Items from a figure collection:
'''

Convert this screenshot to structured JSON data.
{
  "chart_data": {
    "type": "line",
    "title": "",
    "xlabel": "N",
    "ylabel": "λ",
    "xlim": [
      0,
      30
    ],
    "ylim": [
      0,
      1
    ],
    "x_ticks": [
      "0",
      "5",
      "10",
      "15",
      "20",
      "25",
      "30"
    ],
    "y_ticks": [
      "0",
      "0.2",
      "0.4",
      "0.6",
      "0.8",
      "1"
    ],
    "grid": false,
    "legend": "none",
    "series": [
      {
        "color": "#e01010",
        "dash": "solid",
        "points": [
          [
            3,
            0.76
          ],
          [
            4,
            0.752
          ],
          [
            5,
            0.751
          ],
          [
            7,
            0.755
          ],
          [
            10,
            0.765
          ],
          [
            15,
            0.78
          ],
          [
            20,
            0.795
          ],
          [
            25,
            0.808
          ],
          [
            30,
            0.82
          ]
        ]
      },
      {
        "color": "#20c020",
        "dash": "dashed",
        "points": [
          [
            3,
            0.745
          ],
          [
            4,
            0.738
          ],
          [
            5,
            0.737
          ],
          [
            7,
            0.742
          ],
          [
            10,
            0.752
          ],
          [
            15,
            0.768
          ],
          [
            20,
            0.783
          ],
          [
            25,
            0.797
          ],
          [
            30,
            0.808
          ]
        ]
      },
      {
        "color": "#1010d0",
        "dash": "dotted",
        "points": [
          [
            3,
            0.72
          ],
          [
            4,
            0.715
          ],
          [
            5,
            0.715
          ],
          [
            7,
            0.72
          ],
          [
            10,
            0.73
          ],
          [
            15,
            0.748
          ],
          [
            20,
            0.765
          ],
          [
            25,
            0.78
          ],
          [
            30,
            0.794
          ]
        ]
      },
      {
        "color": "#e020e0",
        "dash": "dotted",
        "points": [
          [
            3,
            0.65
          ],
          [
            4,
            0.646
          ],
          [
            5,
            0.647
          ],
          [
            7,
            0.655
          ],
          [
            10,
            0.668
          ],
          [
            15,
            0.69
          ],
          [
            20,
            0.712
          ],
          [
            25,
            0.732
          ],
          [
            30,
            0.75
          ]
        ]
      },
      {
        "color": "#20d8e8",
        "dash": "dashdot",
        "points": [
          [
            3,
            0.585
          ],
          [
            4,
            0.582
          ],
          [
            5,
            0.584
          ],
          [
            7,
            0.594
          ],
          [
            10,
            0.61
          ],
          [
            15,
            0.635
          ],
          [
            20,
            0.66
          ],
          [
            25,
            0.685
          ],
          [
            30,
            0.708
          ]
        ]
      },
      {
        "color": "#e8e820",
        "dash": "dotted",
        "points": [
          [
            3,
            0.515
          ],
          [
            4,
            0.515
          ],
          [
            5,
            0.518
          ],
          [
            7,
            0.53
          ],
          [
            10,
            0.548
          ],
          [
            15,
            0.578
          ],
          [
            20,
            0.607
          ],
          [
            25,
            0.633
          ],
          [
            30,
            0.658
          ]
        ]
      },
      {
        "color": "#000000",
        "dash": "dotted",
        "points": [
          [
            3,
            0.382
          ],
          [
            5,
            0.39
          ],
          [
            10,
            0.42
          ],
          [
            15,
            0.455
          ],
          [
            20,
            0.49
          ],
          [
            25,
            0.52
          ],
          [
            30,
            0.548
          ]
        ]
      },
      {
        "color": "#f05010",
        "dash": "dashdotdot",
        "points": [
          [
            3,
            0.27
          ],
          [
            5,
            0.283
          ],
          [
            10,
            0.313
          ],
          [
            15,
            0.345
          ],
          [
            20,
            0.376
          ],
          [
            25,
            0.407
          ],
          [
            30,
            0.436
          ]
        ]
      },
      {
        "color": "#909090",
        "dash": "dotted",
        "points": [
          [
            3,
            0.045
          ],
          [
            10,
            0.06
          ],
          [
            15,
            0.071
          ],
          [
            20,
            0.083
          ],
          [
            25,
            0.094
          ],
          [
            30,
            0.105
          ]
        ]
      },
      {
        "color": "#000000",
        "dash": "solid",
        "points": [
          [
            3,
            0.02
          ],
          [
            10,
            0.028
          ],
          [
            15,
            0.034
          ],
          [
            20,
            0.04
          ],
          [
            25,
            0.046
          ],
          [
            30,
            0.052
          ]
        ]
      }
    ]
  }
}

'''

EXERCISE DESCRIPTION
Restate each entry exactly, skipping none.

RESULT OF THIS TASK
Convert this screenshot to structured JSON data.
{
  "chart_data": {
    "type": "line",
    "title": "",
    "xlabel": "N",
    "ylabel": "λ",
    "xlim": [
      0,
      30
    ],
    "ylim": [
      0,
      1
    ],
    "x_ticks": [
      "0",
      "5",
      "10",
      "15",
      "20",
      "25",
      "30"
    ],
    "y_ticks": [
      "0",
      "0.2",
      "0.4",
      "0.6",
      "0.8",
      "1"
    ],
    "grid": false,
    "legend": "none",
    "series": [
      {
        "color": "#e01010",
        "dash": "solid",
        "points": [
          [
            3,
            0.76
          ],
          [
            4,
            0.752
          ],
          [
            5,
            0.751
          ],
          [
            7,
            0.755
          ],
          [
            10,
            0.765
          ],
          [
            15,
            0.78
          ],
          [
            20,
            0.795
          ],
          [
            25,
            0.808
          ],
          [
            30,
            0.82
          ]
        ]
      },
      {
        "color": "#20c020",
        "dash": "dashed",
        "points": [
          [
            3,
            0.745
          ],
          [
            4,
            0.738
          ],
          [
            5,
            0.737
          ],
          [
            7,
            0.742
          ],
          [
            10,
            0.752
          ],
          [
            15,
            0.768
          ],
          [
            20,
            0.783
          ],
          [
            25,
            0.797
          ],
          [
            30,
            0.808
          ]
        ]
      },
      {
        "color": "#1010d0",
        "dash": "dotted",
        "points": [
          [
            3,
            0.72
          ],
          [
            4,
            0.715
          ],
          [
            5,
            0.715
          ],
          [
            7,
            0.72
          ],
          [
            10,
            0.73
          ],
          [
            15,
            0.748
          ],
          [
            20,
            0.765
          ],
          [
            25,
            0.78
          ],
          [
            30,
            0.794
          ]
        ]
      },
      {
        "color": "#e020e0",
        "dash": "dotted",
        "points": [
          [
            3,
            0.65
          ],
          [
            4,
            0.646
          ],
          [
            5,
            0.647
          ],
          [
            7,
            0.655
          ],
          [
            10,
            0.668
          ],
          [
            15,
            0.69
          ],
          [
            20,
            0.712
          ],
          [
            25,
            0.732
          ],
          [
            30,
            0.75
          ]
        ]
      },
      {
        "color": "#20d8e8",
        "dash": "dashdot",
        "points": [
          [
            3,
            0.585
          ],
          [
            4,
            0.582
          ],
          [
            5,
            0.584
          ],
          [
            7,
            0.594
          ],
          [
            10,
            0.61
          ],
          [
            15,
            0.635
          ],
          [
            20,
            0.66
          ],
          [
            25,
            0.685
          ],
          [
            30,
            0.708
          ]
        ]
      },
      {
        "color": "#e8e820",
        "dash": "dotted",
        "points": [
          [
            3,
            0.515
          ],
          [
            4,
            0.515
          ],
          [
            5,
            0.518
          ],
          [
            7,
            0.53
          ],
          [
            10,
            0.548
          ],
          [
            15,
            0.578
          ],
          [
            20,
            0.607
          ],
          [
            25,
            0.633
          ],
          [
            30,
            0.658
          ]
        ]
      },
      {
        "color": "#000000",
        "dash": "dotted",
        "points": [
          [
            3,
            0.382
          ],
          [
            5,
            0.39
          ],
          [
            10,
            0.42
          ],
          [
            15,
            0.455
          ],
          [
            20,
            0.49
          ],
          [
            25,
            0.52
          ],
          [
            30,
            0.548
          ]
        ]
      },
      {
        "color": "#f05010",
        "dash": "dashdotdot",
        "points": [
          [
            3,
            0.27
          ],
          [
            5,
            0.283
          ],
          [
            10,
            0.313
          ],
          [
            15,
            0.345
          ],
          [
            20,
            0.376
          ],
          [
            25,
            0.407
          ],
          [
            30,
            0.436
          ]
        ]
      },
      {
        "color": "#909090",
        "dash": "dotted",
        "points": [
          [
            3,
            0.045
          ],
          [
            10,
            0.06
          ],
          [
            15,
            0.071
          ],
          [
            20,
            0.083
          ],
          [
            25,
            0.094
          ],
          [
            30,
            0.105
          ]
        ]
      },
      {
        "color": "#000000",
        "dash": "solid",
        "points": [
          [
            3,
            0.02
          ],
          [
            10,
            0.028
          ],
          [
            15,
            0.034
          ],
          [
            20,
            0.04
          ],
          [
            25,
            0.046
          ],
          [
            30,
            0.052
          ]
        ]
      }
    ]
  }
}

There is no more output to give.